### Goal
Every line below should be copied exactly; drop the pictures.

Material for this exercise start

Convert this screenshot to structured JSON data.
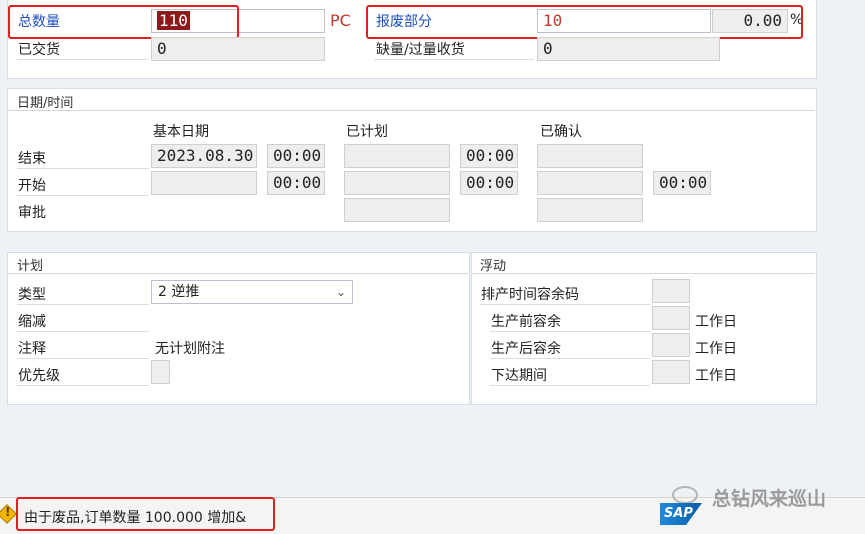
{
  "quantities": {
    "total_qty_label": "总数量",
    "total_qty_value": "110",
    "unit": "PC",
    "scrap_label": "报废部分",
    "scrap_value": "10",
    "scrap_pct": "0.00",
    "pct_sign": "%",
    "delivered_label": "已交货",
    "delivered_value": "0",
    "shortage_label": "缺量/过量收货",
    "shortage_value": "0"
  },
  "dates": {
    "title": "日期/时间",
    "col_basic": "基本日期",
    "col_scheduled": "已计划",
    "col_confirmed": "已确认",
    "row_end": "结束",
    "row_start": "开始",
    "row_release": "审批",
    "end_basic_date": "2023.08.30",
    "end_basic_time": "00:00",
    "end_sched_time": "00:00",
    "start_basic_time": "00:00",
    "start_sched_time": "00:00",
    "start_confirmed_time": "00:00"
  },
  "planning": {
    "title": "计划",
    "type_label": "类型",
    "type_value": "2 逆推",
    "reduction_label": "缩减",
    "note_label": "注释",
    "note_value": "无计划附注",
    "priority_label": "优先级"
  },
  "float": {
    "title": "浮动",
    "sched_margin_label": "排产时间容余码",
    "before_label": "生产前容余",
    "after_label": "生产后容余",
    "release_period_label": "下达期间",
    "unit": "工作日"
  },
  "status": {
    "message": "由于废品,订单数量 100.000 增加&"
  },
  "watermark": {
    "text": "总钻风来巡山"
  },
  "logo": {
    "text": "SAP"
  }
}
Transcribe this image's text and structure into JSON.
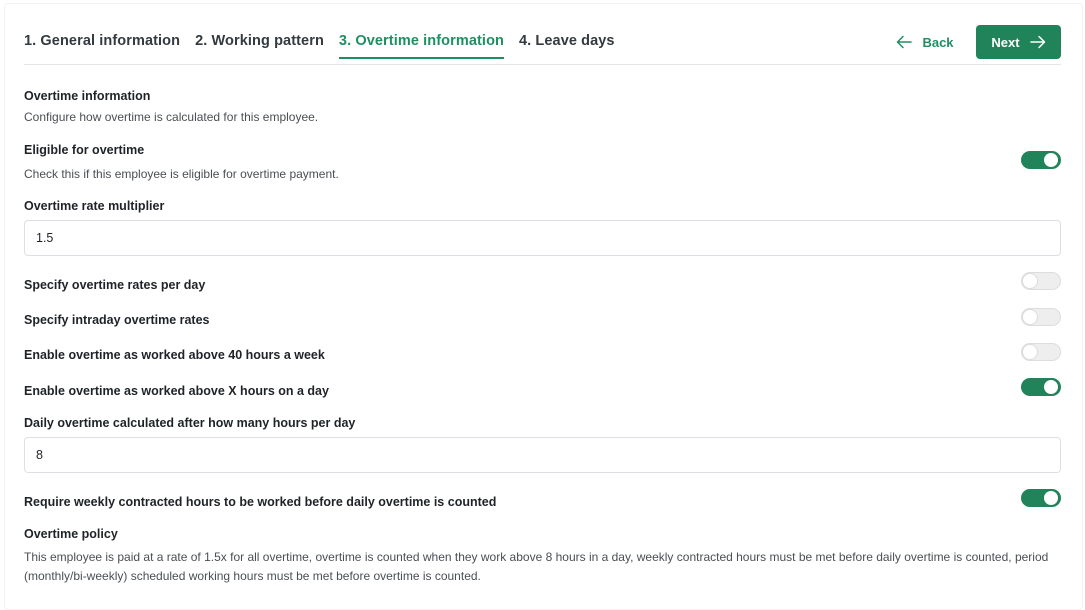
{
  "tabs": [
    {
      "label": "1. General information",
      "active": false
    },
    {
      "label": "2. Working pattern",
      "active": false
    },
    {
      "label": "3. Overtime information",
      "active": true
    },
    {
      "label": "4. Leave days",
      "active": false
    }
  ],
  "nav": {
    "back_label": "Back",
    "next_label": "Next",
    "back_icon": "arrow-left-icon",
    "next_icon": "arrow-right-icon"
  },
  "colors": {
    "accent": "#1f8f62",
    "button_bg": "#21835a",
    "toggle_off": "#eeeeee"
  },
  "overtime": {
    "title": "Overtime information",
    "subtitle": "Configure how overtime is calculated for this employee.",
    "eligible_label": "Eligible for overtime",
    "eligible_desc": "Check this if this employee is eligible for overtime payment.",
    "eligible_on": true,
    "rate_label": "Overtime rate multiplier",
    "rate_value": "1.5",
    "per_day_label": "Specify overtime rates per day",
    "per_day_on": false,
    "intraday_label": "Specify intraday overtime rates",
    "intraday_on": false,
    "above40_label": "Enable overtime as worked above 40 hours a week",
    "above40_on": false,
    "aboveX_label": "Enable overtime as worked above X hours on a day",
    "aboveX_on": true,
    "daily_hours_label": "Daily overtime calculated after how many hours per day",
    "daily_hours_value": "8",
    "require_weekly_label": "Require weekly contracted hours to be worked before daily overtime is counted",
    "require_weekly_on": true,
    "policy_title": "Overtime policy",
    "policy_text": "This employee is paid at a rate of 1.5x for all overtime, overtime is counted when they work above 8 hours in a day, weekly contracted hours must be met before daily overtime is counted, period (monthly/bi-weekly) scheduled working hours must be met before overtime is counted."
  }
}
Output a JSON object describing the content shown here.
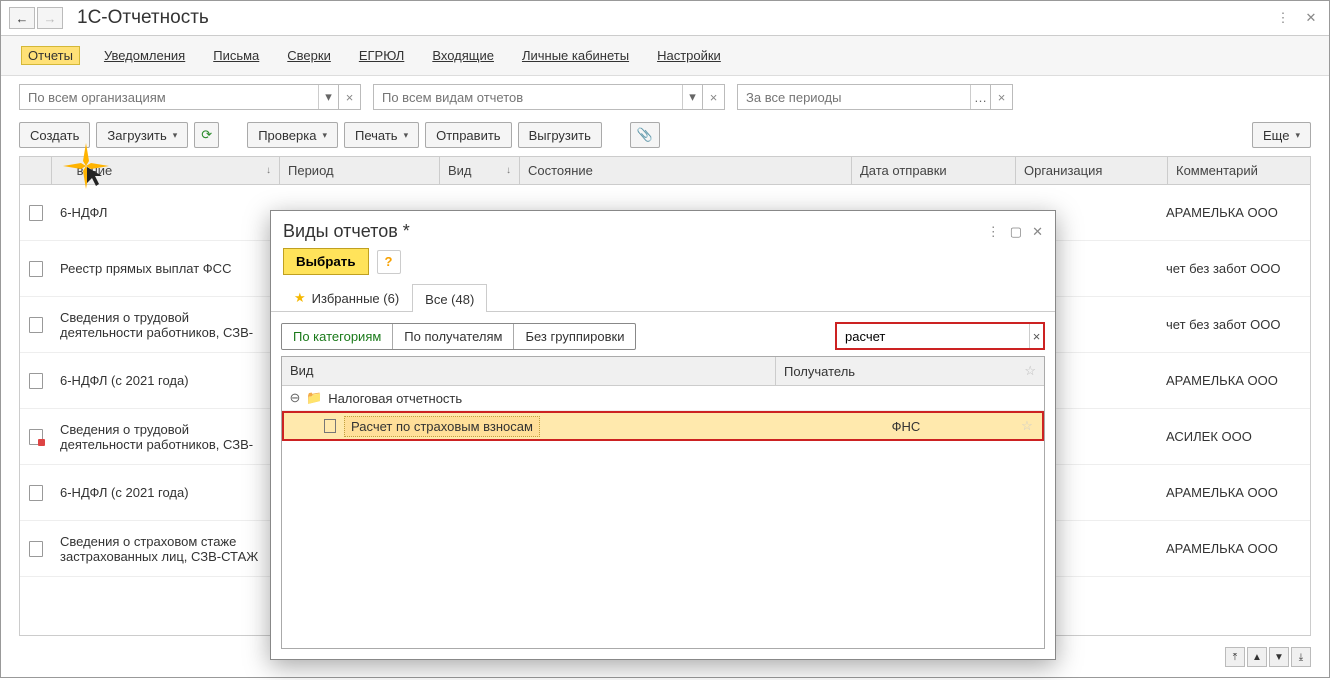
{
  "header": {
    "title": "1С-Отчетность"
  },
  "tabs": [
    "Отчеты",
    "Уведомления",
    "Письма",
    "Сверки",
    "ЕГРЮЛ",
    "Входящие",
    "Личные кабинеты",
    "Настройки"
  ],
  "activeTab": 0,
  "filters": {
    "org": "По всем организациям",
    "reportType": "По всем видам отчетов",
    "period": "За все периоды"
  },
  "toolbar": {
    "create": "Создать",
    "load": "Загрузить",
    "check": "Проверка",
    "print": "Печать",
    "send": "Отправить",
    "export": "Выгрузить",
    "more": "Еще"
  },
  "columns": {
    "name": "Наименование",
    "period": "Период",
    "type": "Вид",
    "state": "Состояние",
    "date": "Дата отправки",
    "org": "Организация",
    "comment": "Комментарий"
  },
  "nameFragment": "вание",
  "rows": [
    {
      "name": "6-НДФЛ",
      "org": "АРАМЕЛЬКА ООО"
    },
    {
      "name": "Реестр прямых выплат ФСС",
      "org": "чет без забот ООО"
    },
    {
      "name": "Сведения о трудовой деятельности работников, СЗВ-",
      "org": "чет без забот ООО"
    },
    {
      "name": "6-НДФЛ (с 2021 года)",
      "org": "АРАМЕЛЬКА ООО"
    },
    {
      "name": "Сведения о трудовой деятельности работников, СЗВ-",
      "org": "АСИЛЕК ООО",
      "red": true
    },
    {
      "name": "6-НДФЛ (с 2021 года)",
      "org": "АРАМЕЛЬКА ООО"
    },
    {
      "name": "Сведения о страховом стаже застрахованных лиц, СЗВ-СТАЖ",
      "org": "АРАМЕЛЬКА ООО"
    }
  ],
  "dialog": {
    "title": "Виды отчетов *",
    "select": "Выбрать",
    "tab1": "Избранные (6)",
    "tab2": "Все (48)",
    "activeDlgTab": 1,
    "segments": [
      "По категориям",
      "По получателям",
      "Без группировки"
    ],
    "activeSegment": 0,
    "search": "расчет",
    "gridCols": {
      "type": "Вид",
      "recipient": "Получатель"
    },
    "group": "Налоговая отчетность",
    "item": {
      "name": "Расчет по страховым взносам",
      "recipient": "ФНС"
    }
  }
}
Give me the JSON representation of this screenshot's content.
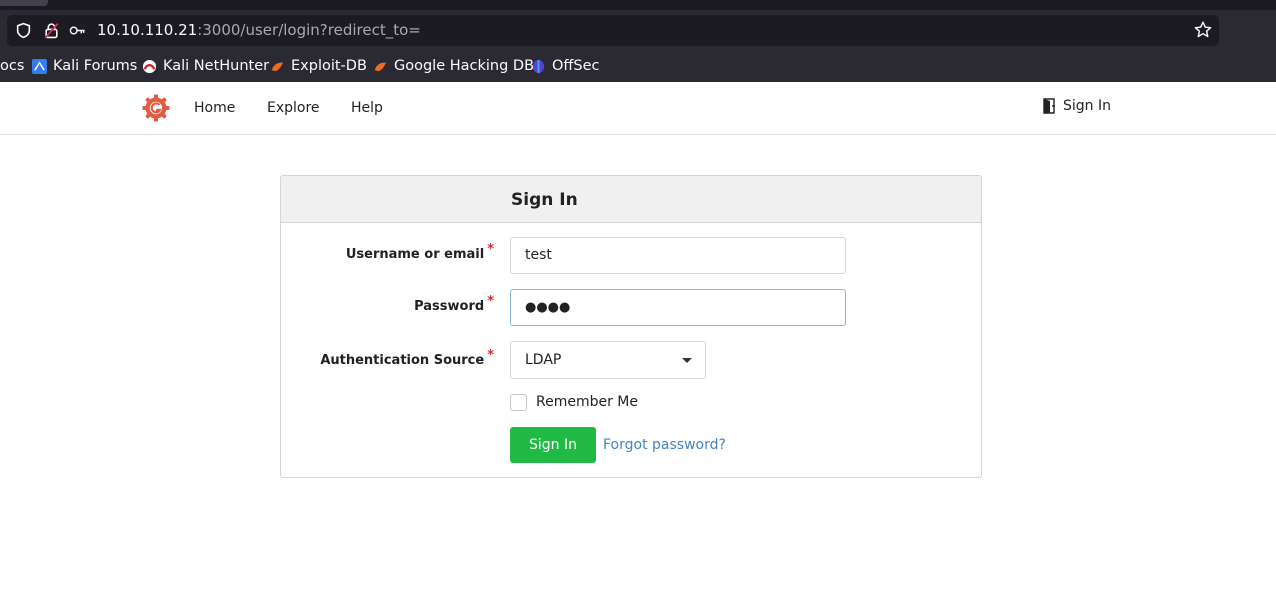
{
  "browser": {
    "url_host": "10.10.110.21",
    "url_rest": ":3000/user/login?redirect_to=",
    "bookmarks": [
      {
        "label": "ocs",
        "icon": "docs-icon"
      },
      {
        "label": "Kali Forums",
        "icon": "kali-forums-icon"
      },
      {
        "label": "Kali NetHunter",
        "icon": "kali-nethunter-icon"
      },
      {
        "label": "Exploit-DB",
        "icon": "exploit-db-icon"
      },
      {
        "label": "Google Hacking DB",
        "icon": "ghdb-icon"
      },
      {
        "label": "OffSec",
        "icon": "offsec-icon"
      }
    ]
  },
  "nav": {
    "items": [
      "Home",
      "Explore",
      "Help"
    ],
    "sign_in": "Sign In",
    "logo_color": "#e05d44"
  },
  "form": {
    "title": "Sign In",
    "username_label": "Username or email",
    "username_value": "test",
    "password_label": "Password",
    "password_value": "●●●●",
    "auth_source_label": "Authentication Source",
    "auth_source_value": "LDAP",
    "remember_label": "Remember Me",
    "remember_checked": false,
    "submit_label": "Sign In",
    "forgot_label": "Forgot password?",
    "required_mark": "*"
  },
  "colors": {
    "primary_button": "#21ba45",
    "link": "#4183c4",
    "required": "#db2828"
  }
}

Material for this exercise end

### Result of this task
Convert this screenshot to structured JSON data.
{
  "quantities": {
    "total_qty_label": "总数量",
    "total_qty_value": "110",
    "unit": "PC",
    "scrap_label": "报废部分",
    "scrap_value": "10",
    "scrap_pct": "0.00",
    "pct_sign": "%",
    "delivered_label": "已交货",
    "delivered_value": "0",
    "shortage_label": "缺量/过量收货",
    "shortage_value": "0"
  },
  "dates": {
    "title": "日期/时间",
    "col_basic": "基本日期",
    "col_scheduled": "已计划",
    "col_confirmed": "已确认",
    "row_end": "结束",
    "row_start": "开始",
    "row_release": "审批",
    "end_basic_date": "2023.08.30",
    "end_basic_time": "00:00",
    "end_sched_time": "00:00",
    "start_basic_time": "00:00",
    "start_sched_time": "00:00",
    "start_confirmed_time": "00:00"
  },
  "planning": {
    "title": "计划",
    "type_label": "类型",
    "type_value": "2 逆推",
    "reduction_label": "缩减",
    "note_label": "注释",
    "note_value": "无计划附注",
    "priority_label": "优先级"
  },
  "float": {
    "title": "浮动",
    "sched_margin_label": "排产时间容余码",
    "before_label": "生产前容余",
    "after_label": "生产后容余",
    "release_period_label": "下达期间",
    "unit": "工作日"
  },
  "status": {
    "message": "由于废品,订单数量 100.000 增加&"
  },
  "watermark": {
    "text": "总钻风来巡山"
  },
  "logo": {
    "text": "SAP"
  }
}
Transcribe this image's text and structure into JSON.
{
  "tabs": [
    {
      "label": "1. General information",
      "active": false
    },
    {
      "label": "2. Working pattern",
      "active": false
    },
    {
      "label": "3. Overtime information",
      "active": true
    },
    {
      "label": "4. Leave days",
      "active": false
    }
  ],
  "nav": {
    "back_label": "Back",
    "next_label": "Next",
    "back_icon": "arrow-left-icon",
    "next_icon": "arrow-right-icon"
  },
  "colors": {
    "accent": "#1f8f62",
    "button_bg": "#21835a",
    "toggle_off": "#eeeeee"
  },
  "overtime": {
    "title": "Overtime information",
    "subtitle": "Configure how overtime is calculated for this employee.",
    "eligible_label": "Eligible for overtime",
    "eligible_desc": "Check this if this employee is eligible for overtime payment.",
    "eligible_on": true,
    "rate_label": "Overtime rate multiplier",
    "rate_value": "1.5",
    "per_day_label": "Specify overtime rates per day",
    "per_day_on": false,
    "intraday_label": "Specify intraday overtime rates",
    "intraday_on": false,
    "above40_label": "Enable overtime as worked above 40 hours a week",
    "above40_on": false,
    "aboveX_label": "Enable overtime as worked above X hours on a day",
    "aboveX_on": true,
    "daily_hours_label": "Daily overtime calculated after how many hours per day",
    "daily_hours_value": "8",
    "require_weekly_label": "Require weekly contracted hours to be worked before daily overtime is counted",
    "require_weekly_on": true,
    "policy_title": "Overtime policy",
    "policy_text": "This employee is paid at a rate of 1.5x for all overtime, overtime is counted when they work above 8 hours in a day, weekly contracted hours must be met before daily overtime is counted, period (monthly/bi-weekly) scheduled working hours must be met before overtime is counted."
  }
}
Output a JSON object describing the content shown here.
{
  "header": {
    "title": "1С-Отчетность"
  },
  "tabs": [
    "Отчеты",
    "Уведомления",
    "Письма",
    "Сверки",
    "ЕГРЮЛ",
    "Входящие",
    "Личные кабинеты",
    "Настройки"
  ],
  "activeTab": 0,
  "filters": {
    "org": "По всем организациям",
    "reportType": "По всем видам отчетов",
    "period": "За все периоды"
  },
  "toolbar": {
    "create": "Создать",
    "load": "Загрузить",
    "check": "Проверка",
    "print": "Печать",
    "send": "Отправить",
    "export": "Выгрузить",
    "more": "Еще"
  },
  "columns": {
    "name": "Наименование",
    "period": "Период",
    "type": "Вид",
    "state": "Состояние",
    "date": "Дата отправки",
    "org": "Организация",
    "comment": "Комментарий"
  },
  "nameFragment": "вание",
  "rows": [
    {
      "name": "6-НДФЛ",
      "org": "АРАМЕЛЬКА ООО"
    },
    {
      "name": "Реестр прямых выплат ФСС",
      "org": "чет без забот ООО"
    },
    {
      "name": "Сведения о трудовой деятельности работников, СЗВ-",
      "org": "чет без забот ООО"
    },
    {
      "name": "6-НДФЛ (с 2021 года)",
      "org": "АРАМЕЛЬКА ООО"
    },
    {
      "name": "Сведения о трудовой деятельности работников, СЗВ-",
      "org": "АСИЛЕК ООО",
      "red": true
    },
    {
      "name": "6-НДФЛ (с 2021 года)",
      "org": "АРАМЕЛЬКА ООО"
    },
    {
      "name": "Сведения о страховом стаже застрахованных лиц, СЗВ-СТАЖ",
      "org": "АРАМЕЛЬКА ООО"
    }
  ],
  "dialog": {
    "title": "Виды отчетов *",
    "select": "Выбрать",
    "tab1": "Избранные (6)",
    "tab2": "Все (48)",
    "activeDlgTab": 1,
    "segments": [
      "По категориям",
      "По получателям",
      "Без группировки"
    ],
    "activeSegment": 0,
    "search": "расчет",
    "gridCols": {
      "type": "Вид",
      "recipient": "Получатель"
    },
    "group": "Налоговая отчетность",
    "item": {
      "name": "Расчет по страховым взносам",
      "recipient": "ФНС"
    }
  }
}
Give me the JSON representation of this screenshot's content.
{
  "browser": {
    "url_host": "10.10.110.21",
    "url_rest": ":3000/user/login?redirect_to=",
    "bookmarks": [
      {
        "label": "ocs",
        "icon": "docs-icon"
      },
      {
        "label": "Kali Forums",
        "icon": "kali-forums-icon"
      },
      {
        "label": "Kali NetHunter",
        "icon": "kali-nethunter-icon"
      },
      {
        "label": "Exploit-DB",
        "icon": "exploit-db-icon"
      },
      {
        "label": "Google Hacking DB",
        "icon": "ghdb-icon"
      },
      {
        "label": "OffSec",
        "icon": "offsec-icon"
      }
    ]
  },
  "nav": {
    "items": [
      "Home",
      "Explore",
      "Help"
    ],
    "sign_in": "Sign In",
    "logo_color": "#e05d44"
  },
  "form": {
    "title": "Sign In",
    "username_label": "Username or email",
    "username_value": "test",
    "password_label": "Password",
    "password_value": "●●●●",
    "auth_source_label": "Authentication Source",
    "auth_source_value": "LDAP",
    "remember_label": "Remember Me",
    "remember_checked": false,
    "submit_label": "Sign In",
    "forgot_label": "Forgot password?",
    "required_mark": "*"
  },
  "colors": {
    "primary_button": "#21ba45",
    "link": "#4183c4",
    "required": "#db2828"
  }
}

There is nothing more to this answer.